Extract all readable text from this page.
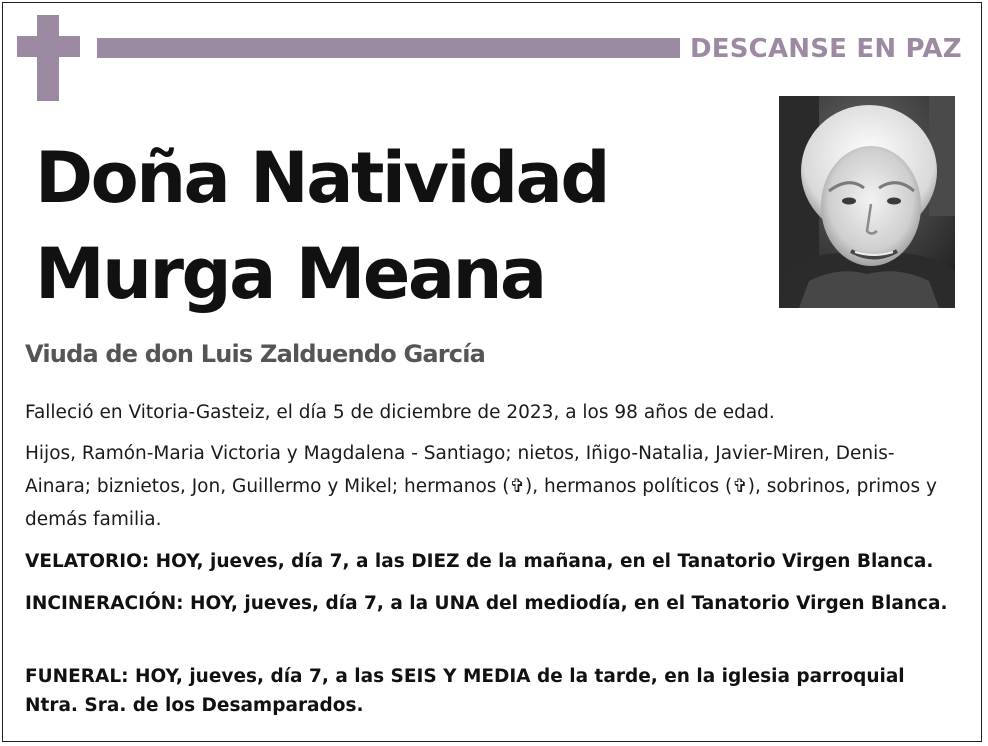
DESCANSE EN PAZ
Doña Natividad
Murga Meana
Viuda de don Luis Zalduendo García
Falleció en Vitoria-Gasteiz, el día 5 de diciembre de 2023, a los 98 años de edad.
Hijos, Ramón-Maria Victoria y Magdalena - Santiago; nietos, Iñigo-Natalia, Javier-Miren, Denis-Ainara; biznietos, Jon, Guillermo y Mikel; hermanos (✞), hermanos políticos (✞), sobrinos, primos y demás familia.
VELATORIO: HOY, jueves, día 7, a las DIEZ de la mañana, en el Tanatorio Virgen Blanca.
INCINERACIÓN: HOY, jueves, día 7, a la UNA del mediodía, en el Tanatorio Virgen Blanca.
FUNERAL: HOY, jueves, día 7, a las SEIS Y MEDIA de la tarde, en la iglesia parroquial Ntra. Sra. de los Desamparados.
————————
### [Task to carry out]
Write out every line above exactly as it is, leaving out the pictures.

### [Solution for this problem]
Extract all readable text from this page.
DESCANSE EN PAZ
Doña Natividad
Murga Meana
Viuda de don Luis Zalduendo García
Falleció en Vitoria-Gasteiz, el día 5 de diciembre de 2023, a los 98 años de edad.
Hijos, Ramón-Maria Victoria y Magdalena - Santiago; nietos, Iñigo-Natalia, Javier-Miren, Denis-Ainara; biznietos, Jon, Guillermo y Mikel; hermanos (✞), hermanos políticos (✞), sobrinos, primos y demás familia.
VELATORIO: HOY, jueves, día 7, a las DIEZ de la mañana, en el Tanatorio Virgen Blanca.
INCINERACIÓN: HOY, jueves, día 7, a la UNA del mediodía, en el Tanatorio Virgen Blanca.
FUNERAL: HOY, jueves, día 7, a las SEIS Y MEDIA de la tarde, en la iglesia parroquial Ntra. Sra. de los Desamparados.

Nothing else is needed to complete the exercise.